*WHAT IS NEEDED:*
Your answer should be a single number: the count of lines holding the word "Марса".

*EXTRACTED ENTRIES:*

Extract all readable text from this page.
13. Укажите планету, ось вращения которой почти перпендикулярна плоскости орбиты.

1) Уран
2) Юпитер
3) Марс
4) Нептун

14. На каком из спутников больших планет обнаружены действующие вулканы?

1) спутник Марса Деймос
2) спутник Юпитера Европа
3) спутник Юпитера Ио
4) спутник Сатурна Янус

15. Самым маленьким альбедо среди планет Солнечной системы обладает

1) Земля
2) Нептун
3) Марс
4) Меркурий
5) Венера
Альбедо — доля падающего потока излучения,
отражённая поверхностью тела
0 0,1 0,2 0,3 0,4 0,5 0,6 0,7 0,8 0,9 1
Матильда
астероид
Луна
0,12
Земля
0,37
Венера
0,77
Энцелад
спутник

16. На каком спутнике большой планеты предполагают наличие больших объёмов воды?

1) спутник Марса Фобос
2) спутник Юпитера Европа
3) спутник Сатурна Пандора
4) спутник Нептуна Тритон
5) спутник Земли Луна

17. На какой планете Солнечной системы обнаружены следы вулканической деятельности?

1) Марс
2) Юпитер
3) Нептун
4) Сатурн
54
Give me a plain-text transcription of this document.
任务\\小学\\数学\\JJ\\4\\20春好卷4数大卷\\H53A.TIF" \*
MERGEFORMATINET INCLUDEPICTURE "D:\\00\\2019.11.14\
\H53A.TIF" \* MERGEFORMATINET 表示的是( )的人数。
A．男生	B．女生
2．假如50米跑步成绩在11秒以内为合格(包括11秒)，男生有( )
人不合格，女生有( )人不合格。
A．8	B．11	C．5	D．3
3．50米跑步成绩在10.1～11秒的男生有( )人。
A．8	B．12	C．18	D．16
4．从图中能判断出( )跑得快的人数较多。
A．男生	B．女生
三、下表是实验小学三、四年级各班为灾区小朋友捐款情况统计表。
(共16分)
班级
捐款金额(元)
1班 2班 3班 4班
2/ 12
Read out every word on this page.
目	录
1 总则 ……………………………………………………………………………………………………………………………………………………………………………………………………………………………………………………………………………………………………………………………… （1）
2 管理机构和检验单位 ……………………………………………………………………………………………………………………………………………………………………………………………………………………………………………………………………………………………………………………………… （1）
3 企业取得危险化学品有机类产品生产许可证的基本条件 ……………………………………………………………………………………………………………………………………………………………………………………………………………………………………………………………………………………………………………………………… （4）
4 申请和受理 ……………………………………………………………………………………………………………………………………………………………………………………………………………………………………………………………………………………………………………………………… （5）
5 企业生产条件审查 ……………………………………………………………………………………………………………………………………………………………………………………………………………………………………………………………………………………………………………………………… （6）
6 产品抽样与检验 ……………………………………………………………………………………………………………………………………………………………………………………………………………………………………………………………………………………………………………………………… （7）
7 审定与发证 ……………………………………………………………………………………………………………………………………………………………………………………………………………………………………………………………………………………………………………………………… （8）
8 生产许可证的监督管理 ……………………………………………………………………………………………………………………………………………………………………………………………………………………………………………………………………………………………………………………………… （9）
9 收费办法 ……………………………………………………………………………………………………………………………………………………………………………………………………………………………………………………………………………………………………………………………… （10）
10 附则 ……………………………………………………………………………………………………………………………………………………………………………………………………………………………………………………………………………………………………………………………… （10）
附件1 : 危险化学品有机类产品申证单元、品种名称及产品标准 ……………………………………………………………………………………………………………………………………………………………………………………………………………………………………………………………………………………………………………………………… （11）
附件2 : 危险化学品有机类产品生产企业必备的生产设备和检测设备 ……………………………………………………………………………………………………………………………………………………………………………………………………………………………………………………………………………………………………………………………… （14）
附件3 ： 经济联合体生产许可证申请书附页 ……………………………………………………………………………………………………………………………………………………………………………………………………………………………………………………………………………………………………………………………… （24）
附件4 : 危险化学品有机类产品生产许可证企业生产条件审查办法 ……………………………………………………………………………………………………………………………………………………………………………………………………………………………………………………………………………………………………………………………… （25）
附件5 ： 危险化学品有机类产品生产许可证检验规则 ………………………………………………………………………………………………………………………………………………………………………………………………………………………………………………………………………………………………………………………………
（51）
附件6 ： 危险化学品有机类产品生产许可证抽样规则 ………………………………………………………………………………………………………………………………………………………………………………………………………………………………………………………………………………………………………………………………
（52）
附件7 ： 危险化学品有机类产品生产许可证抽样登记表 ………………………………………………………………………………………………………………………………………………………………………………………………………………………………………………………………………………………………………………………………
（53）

*OUTPUT OF THE TASK:*
2